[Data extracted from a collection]
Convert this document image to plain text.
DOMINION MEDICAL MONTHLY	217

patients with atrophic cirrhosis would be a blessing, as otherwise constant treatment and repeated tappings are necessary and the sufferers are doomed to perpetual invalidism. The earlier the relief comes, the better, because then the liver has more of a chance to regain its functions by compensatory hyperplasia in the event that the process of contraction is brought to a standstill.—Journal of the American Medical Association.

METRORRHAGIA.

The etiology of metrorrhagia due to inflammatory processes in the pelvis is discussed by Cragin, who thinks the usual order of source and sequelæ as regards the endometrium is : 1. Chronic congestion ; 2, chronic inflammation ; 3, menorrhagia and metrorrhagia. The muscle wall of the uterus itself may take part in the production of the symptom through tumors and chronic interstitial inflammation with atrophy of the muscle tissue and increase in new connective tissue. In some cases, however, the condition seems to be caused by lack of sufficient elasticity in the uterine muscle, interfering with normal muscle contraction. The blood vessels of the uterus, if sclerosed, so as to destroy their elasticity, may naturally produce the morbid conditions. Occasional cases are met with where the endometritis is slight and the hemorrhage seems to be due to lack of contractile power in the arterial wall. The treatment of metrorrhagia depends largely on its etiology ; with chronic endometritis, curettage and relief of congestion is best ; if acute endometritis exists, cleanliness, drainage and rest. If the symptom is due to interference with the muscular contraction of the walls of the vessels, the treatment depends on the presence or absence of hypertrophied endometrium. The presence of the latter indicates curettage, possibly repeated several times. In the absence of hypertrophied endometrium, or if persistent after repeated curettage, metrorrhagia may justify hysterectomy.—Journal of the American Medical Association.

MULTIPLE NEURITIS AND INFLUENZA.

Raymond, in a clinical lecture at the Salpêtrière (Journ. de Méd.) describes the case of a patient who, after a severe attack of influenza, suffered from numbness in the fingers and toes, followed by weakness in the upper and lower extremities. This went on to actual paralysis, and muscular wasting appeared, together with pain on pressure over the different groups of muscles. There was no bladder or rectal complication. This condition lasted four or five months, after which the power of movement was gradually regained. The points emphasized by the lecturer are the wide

EXERCISE BRIEF -> From the first line to the last, copy the records without alteration.

SOLUTION TO THIS PROBLEM ->
Convert this document image to plain text.
DOMINION MEDICAL MONTHLY	217

patients with atrophic cirrhosis would be a blessing, as otherwise constant treatment and repeated tappings are necessary and the sufferers are doomed to perpetual invalidism. The earlier the relief comes, the better, because then the liver has more of a chance to regain its functions by compensatory hyperplasia in the event that the process of contraction is brought to a standstill.—Journal of the American Medical Association.

METRORRHAGIA.

The etiology of metrorrhagia due to inflammatory processes in the pelvis is discussed by Cragin, who thinks the usual order of source and sequelæ as regards the endometrium is : 1. Chronic congestion ; 2, chronic inflammation ; 3, menorrhagia and metrorrhagia. The muscle wall of the uterus itself may take part in the production of the symptom through tumors and chronic interstitial inflammation with atrophy of the muscle tissue and increase in new connective tissue. In some cases, however, the condition seems to be caused by lack of sufficient elasticity in the uterine muscle, interfering with normal muscle contraction. The blood vessels of the uterus, if sclerosed, so as to destroy their elasticity, may naturally produce the morbid conditions. Occasional cases are met with where the endometritis is slight and the hemorrhage seems to be due to lack of contractile power in the arterial wall. The treatment of metrorrhagia depends largely on its etiology ; with chronic endometritis, curettage and relief of congestion is best ; if acute endometritis exists, cleanliness, drainage and rest. If the symptom is due to interference with the muscular contraction of the walls of the vessels, the treatment depends on the presence or absence of hypertrophied endometrium. The presence of the latter indicates curettage, possibly repeated several times. In the absence of hypertrophied endometrium, or if persistent after repeated curettage, metrorrhagia may justify hysterectomy.—Journal of the American Medical Association.

MULTIPLE NEURITIS AND INFLUENZA.

Raymond, in a clinical lecture at the Salpêtrière (Journ. de Méd.) describes the case of a patient who, after a severe attack of influenza, suffered from numbness in the fingers and toes, followed by weakness in the upper and lower extremities. This went on to actual paralysis, and muscular wasting appeared, together with pain on pressure over the different groups of muscles. There was no bladder or rectal complication. This condition lasted four or five months, after which the power of movement was gradually regained. The points emphasized by the lecturer are the wide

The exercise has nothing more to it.